[Lines of data]

··········

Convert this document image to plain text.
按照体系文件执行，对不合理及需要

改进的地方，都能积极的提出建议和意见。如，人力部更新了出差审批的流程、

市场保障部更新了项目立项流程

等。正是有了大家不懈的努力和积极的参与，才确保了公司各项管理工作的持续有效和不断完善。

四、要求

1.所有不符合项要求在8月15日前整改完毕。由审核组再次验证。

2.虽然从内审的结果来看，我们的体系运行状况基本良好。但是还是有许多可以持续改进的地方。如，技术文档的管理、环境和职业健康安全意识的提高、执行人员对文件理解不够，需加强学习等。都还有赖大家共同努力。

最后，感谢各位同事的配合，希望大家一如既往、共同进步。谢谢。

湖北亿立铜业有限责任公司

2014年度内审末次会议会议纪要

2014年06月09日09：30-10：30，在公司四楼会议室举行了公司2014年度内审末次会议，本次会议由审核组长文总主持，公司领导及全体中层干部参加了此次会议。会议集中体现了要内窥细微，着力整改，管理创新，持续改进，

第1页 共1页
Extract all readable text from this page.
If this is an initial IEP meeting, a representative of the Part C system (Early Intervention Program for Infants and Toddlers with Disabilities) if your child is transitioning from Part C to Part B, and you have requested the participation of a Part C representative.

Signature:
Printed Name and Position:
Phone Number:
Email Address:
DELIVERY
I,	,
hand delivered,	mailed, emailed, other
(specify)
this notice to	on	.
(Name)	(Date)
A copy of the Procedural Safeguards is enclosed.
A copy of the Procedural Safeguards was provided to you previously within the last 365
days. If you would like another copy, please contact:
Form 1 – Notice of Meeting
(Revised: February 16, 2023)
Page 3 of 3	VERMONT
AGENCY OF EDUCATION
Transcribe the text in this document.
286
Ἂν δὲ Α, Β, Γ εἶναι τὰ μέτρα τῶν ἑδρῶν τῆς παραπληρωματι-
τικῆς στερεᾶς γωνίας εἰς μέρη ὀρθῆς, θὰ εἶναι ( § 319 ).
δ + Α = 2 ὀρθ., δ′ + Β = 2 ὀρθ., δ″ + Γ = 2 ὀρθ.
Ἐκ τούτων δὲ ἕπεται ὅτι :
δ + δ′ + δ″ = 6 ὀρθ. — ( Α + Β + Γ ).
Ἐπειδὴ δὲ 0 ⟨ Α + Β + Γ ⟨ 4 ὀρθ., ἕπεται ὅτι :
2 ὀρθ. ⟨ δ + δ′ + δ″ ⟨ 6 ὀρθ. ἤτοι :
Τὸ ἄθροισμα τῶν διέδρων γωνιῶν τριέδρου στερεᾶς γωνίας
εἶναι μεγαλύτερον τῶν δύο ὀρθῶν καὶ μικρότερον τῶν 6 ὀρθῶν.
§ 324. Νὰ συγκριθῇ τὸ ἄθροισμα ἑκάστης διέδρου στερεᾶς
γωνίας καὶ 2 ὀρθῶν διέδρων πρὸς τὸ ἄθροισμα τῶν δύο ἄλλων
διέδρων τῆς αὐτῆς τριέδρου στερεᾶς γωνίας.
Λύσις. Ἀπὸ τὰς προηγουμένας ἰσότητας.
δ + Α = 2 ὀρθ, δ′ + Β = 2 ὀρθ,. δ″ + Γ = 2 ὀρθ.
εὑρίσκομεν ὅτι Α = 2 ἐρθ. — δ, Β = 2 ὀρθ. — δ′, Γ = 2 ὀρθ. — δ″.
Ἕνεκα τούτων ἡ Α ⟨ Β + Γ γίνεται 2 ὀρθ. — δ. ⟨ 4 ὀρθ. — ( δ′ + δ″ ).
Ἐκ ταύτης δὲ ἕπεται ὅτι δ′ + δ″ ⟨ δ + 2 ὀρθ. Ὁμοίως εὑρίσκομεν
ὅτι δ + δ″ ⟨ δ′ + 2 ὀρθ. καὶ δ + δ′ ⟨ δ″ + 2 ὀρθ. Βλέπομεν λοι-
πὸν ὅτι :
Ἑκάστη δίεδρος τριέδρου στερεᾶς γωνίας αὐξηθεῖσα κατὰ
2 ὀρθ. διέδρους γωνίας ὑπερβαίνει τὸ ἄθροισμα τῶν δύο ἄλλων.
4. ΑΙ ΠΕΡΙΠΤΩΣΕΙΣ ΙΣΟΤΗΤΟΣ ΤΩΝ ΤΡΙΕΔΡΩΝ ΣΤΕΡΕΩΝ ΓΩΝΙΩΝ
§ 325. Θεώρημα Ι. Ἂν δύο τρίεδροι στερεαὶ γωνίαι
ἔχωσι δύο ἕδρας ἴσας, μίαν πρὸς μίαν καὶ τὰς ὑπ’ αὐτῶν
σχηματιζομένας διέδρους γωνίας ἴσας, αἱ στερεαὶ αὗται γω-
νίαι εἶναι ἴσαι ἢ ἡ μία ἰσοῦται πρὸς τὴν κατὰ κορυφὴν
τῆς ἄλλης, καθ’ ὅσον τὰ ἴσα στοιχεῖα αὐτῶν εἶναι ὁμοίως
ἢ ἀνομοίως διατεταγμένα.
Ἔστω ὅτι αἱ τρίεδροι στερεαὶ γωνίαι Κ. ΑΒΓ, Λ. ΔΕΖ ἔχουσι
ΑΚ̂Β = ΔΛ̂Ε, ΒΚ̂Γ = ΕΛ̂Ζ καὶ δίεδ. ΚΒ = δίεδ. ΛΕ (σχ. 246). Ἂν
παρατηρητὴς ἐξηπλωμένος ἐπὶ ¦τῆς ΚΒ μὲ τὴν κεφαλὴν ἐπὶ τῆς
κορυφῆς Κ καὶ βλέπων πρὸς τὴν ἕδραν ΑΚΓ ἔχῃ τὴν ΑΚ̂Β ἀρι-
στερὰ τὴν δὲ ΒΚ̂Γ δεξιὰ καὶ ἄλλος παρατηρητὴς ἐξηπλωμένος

··········

> Given task
Give the count of lines in the listing that hold the word "τρίεδροι", with no other text.

> Response to this exercise
2